-- BEGIN --

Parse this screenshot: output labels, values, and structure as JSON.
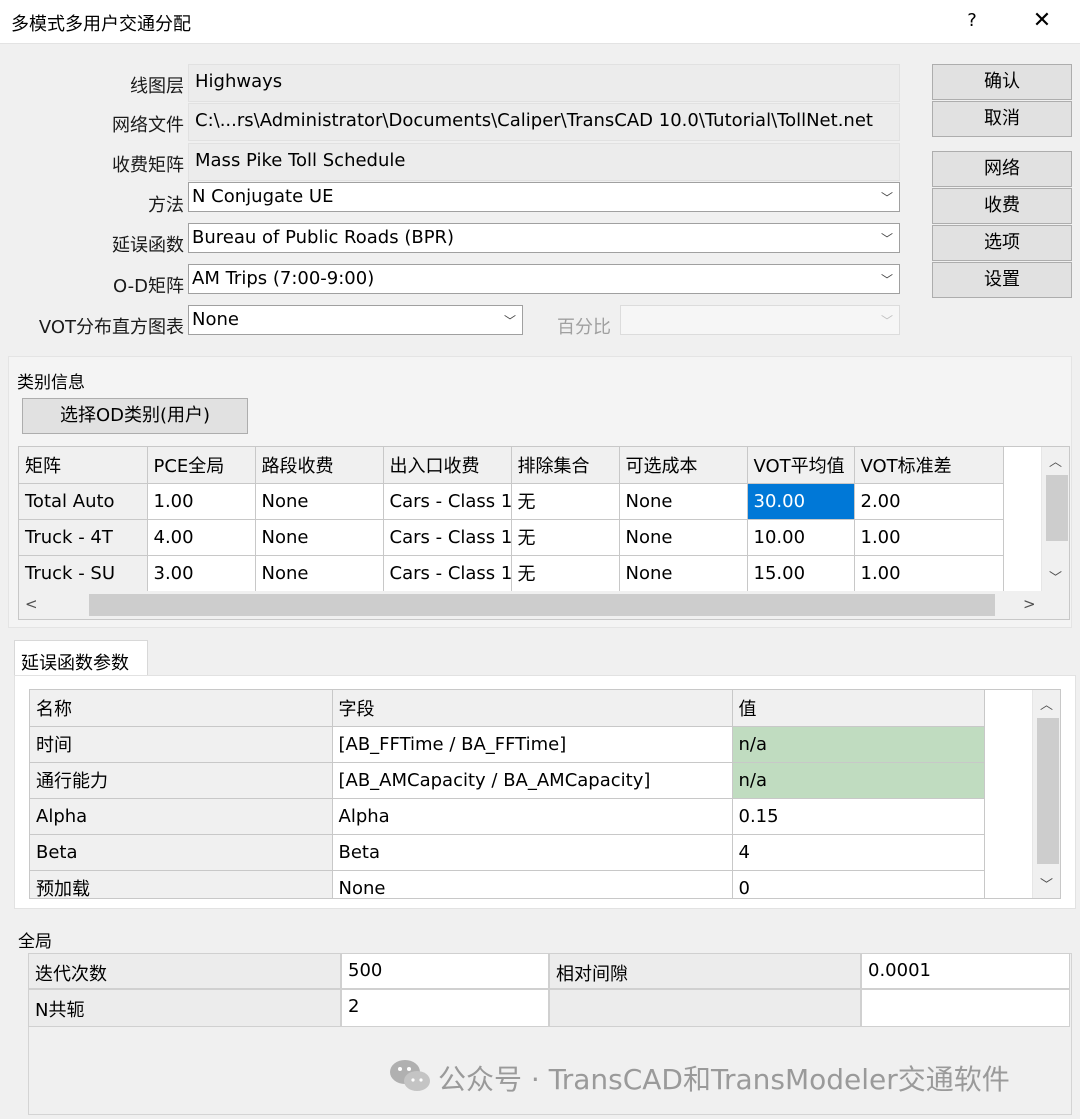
{
  "window": {
    "title": "多模式多用户交通分配",
    "help": "?",
    "close": "✕"
  },
  "form": {
    "line_layer_label": "线图层",
    "line_layer_value": "Highways",
    "network_label": "网络文件",
    "network_value": "C:\\...rs\\Administrator\\Documents\\Caliper\\TransCAD 10.0\\Tutorial\\TollNet.net",
    "toll_matrix_label": "收费矩阵",
    "toll_matrix_value": "Mass Pike Toll Schedule",
    "method_label": "方法",
    "method_value": "N Conjugate UE",
    "delay_label": "延误函数",
    "delay_value": "Bureau of Public Roads (BPR)",
    "od_label": "O-D矩阵",
    "od_value": "AM Trips (7:00-9:00)",
    "vot_label": "VOT分布直方图表",
    "vot_value": "None",
    "percent_label": "百分比",
    "percent_value": ""
  },
  "buttons": {
    "ok": "确认",
    "cancel": "取消",
    "network": "网络",
    "toll": "收费",
    "options": "选项",
    "settings": "设置"
  },
  "class_info": {
    "section": "类别信息",
    "select_button": "选择OD类别(用户)",
    "columns": [
      "矩阵",
      "PCE全局",
      "路段收费",
      "出入口收费",
      "排除集合",
      "可选成本",
      "VOT平均值",
      "VOT标准差"
    ],
    "rows": [
      [
        "Total Auto",
        "1.00",
        "None",
        "Cars - Class 1",
        "无",
        "None",
        "30.00",
        "2.00"
      ],
      [
        "Truck - 4T",
        "4.00",
        "None",
        "Cars - Class 1",
        "无",
        "None",
        "10.00",
        "1.00"
      ],
      [
        "Truck - SU",
        "3.00",
        "None",
        "Cars - Class 1",
        "无",
        "None",
        "15.00",
        "1.00"
      ]
    ]
  },
  "delay_params": {
    "tab": "延误函数参数",
    "columns": [
      "名称",
      "字段",
      "值"
    ],
    "rows": [
      [
        "时间",
        "[AB_FFTime / BA_FFTime]",
        "n/a"
      ],
      [
        "通行能力",
        "[AB_AMCapacity / BA_AMCapacity]",
        "n/a"
      ],
      [
        "Alpha",
        "Alpha",
        "0.15"
      ],
      [
        "Beta",
        "Beta",
        "4"
      ],
      [
        "预加载",
        "None",
        "0"
      ]
    ]
  },
  "global": {
    "section": "全局",
    "iter_label": "迭代次数",
    "iter_value": "500",
    "gap_label": "相对间隙",
    "gap_value": "0.0001",
    "nconj_label": "N共轭",
    "nconj_value": "2"
  },
  "watermark": "公众号 · TransCAD和TransModeler交通软件",
  "colors": {
    "selection": "#0078d7",
    "na_cell": "#c0dcc0"
  }
}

-- END --

## Your goal
Copy every record above exactly as written, but leave out the pictures.

## Solution for this exercise
Parse this screenshot: output labels, values, and structure as JSON.
{
  "window": {
    "title": "多模式多用户交通分配",
    "help": "?",
    "close": "✕"
  },
  "form": {
    "line_layer_label": "线图层",
    "line_layer_value": "Highways",
    "network_label": "网络文件",
    "network_value": "C:\\...rs\\Administrator\\Documents\\Caliper\\TransCAD 10.0\\Tutorial\\TollNet.net",
    "toll_matrix_label": "收费矩阵",
    "toll_matrix_value": "Mass Pike Toll Schedule",
    "method_label": "方法",
    "method_value": "N Conjugate UE",
    "delay_label": "延误函数",
    "delay_value": "Bureau of Public Roads (BPR)",
    "od_label": "O-D矩阵",
    "od_value": "AM Trips (7:00-9:00)",
    "vot_label": "VOT分布直方图表",
    "vot_value": "None",
    "percent_label": "百分比",
    "percent_value": ""
  },
  "buttons": {
    "ok": "确认",
    "cancel": "取消",
    "network": "网络",
    "toll": "收费",
    "options": "选项",
    "settings": "设置"
  },
  "class_info": {
    "section": "类别信息",
    "select_button": "选择OD类别(用户)",
    "columns": [
      "矩阵",
      "PCE全局",
      "路段收费",
      "出入口收费",
      "排除集合",
      "可选成本",
      "VOT平均值",
      "VOT标准差"
    ],
    "rows": [
      [
        "Total Auto",
        "1.00",
        "None",
        "Cars - Class 1",
        "无",
        "None",
        "30.00",
        "2.00"
      ],
      [
        "Truck - 4T",
        "4.00",
        "None",
        "Cars - Class 1",
        "无",
        "None",
        "10.00",
        "1.00"
      ],
      [
        "Truck - SU",
        "3.00",
        "None",
        "Cars - Class 1",
        "无",
        "None",
        "15.00",
        "1.00"
      ]
    ]
  },
  "delay_params": {
    "tab": "延误函数参数",
    "columns": [
      "名称",
      "字段",
      "值"
    ],
    "rows": [
      [
        "时间",
        "[AB_FFTime / BA_FFTime]",
        "n/a"
      ],
      [
        "通行能力",
        "[AB_AMCapacity / BA_AMCapacity]",
        "n/a"
      ],
      [
        "Alpha",
        "Alpha",
        "0.15"
      ],
      [
        "Beta",
        "Beta",
        "4"
      ],
      [
        "预加载",
        "None",
        "0"
      ]
    ]
  },
  "global": {
    "section": "全局",
    "iter_label": "迭代次数",
    "iter_value": "500",
    "gap_label": "相对间隙",
    "gap_value": "0.0001",
    "nconj_label": "N共轭",
    "nconj_value": "2"
  },
  "watermark": "公众号 · TransCAD和TransModeler交通软件",
  "colors": {
    "selection": "#0078d7",
    "na_cell": "#c0dcc0"
  }
}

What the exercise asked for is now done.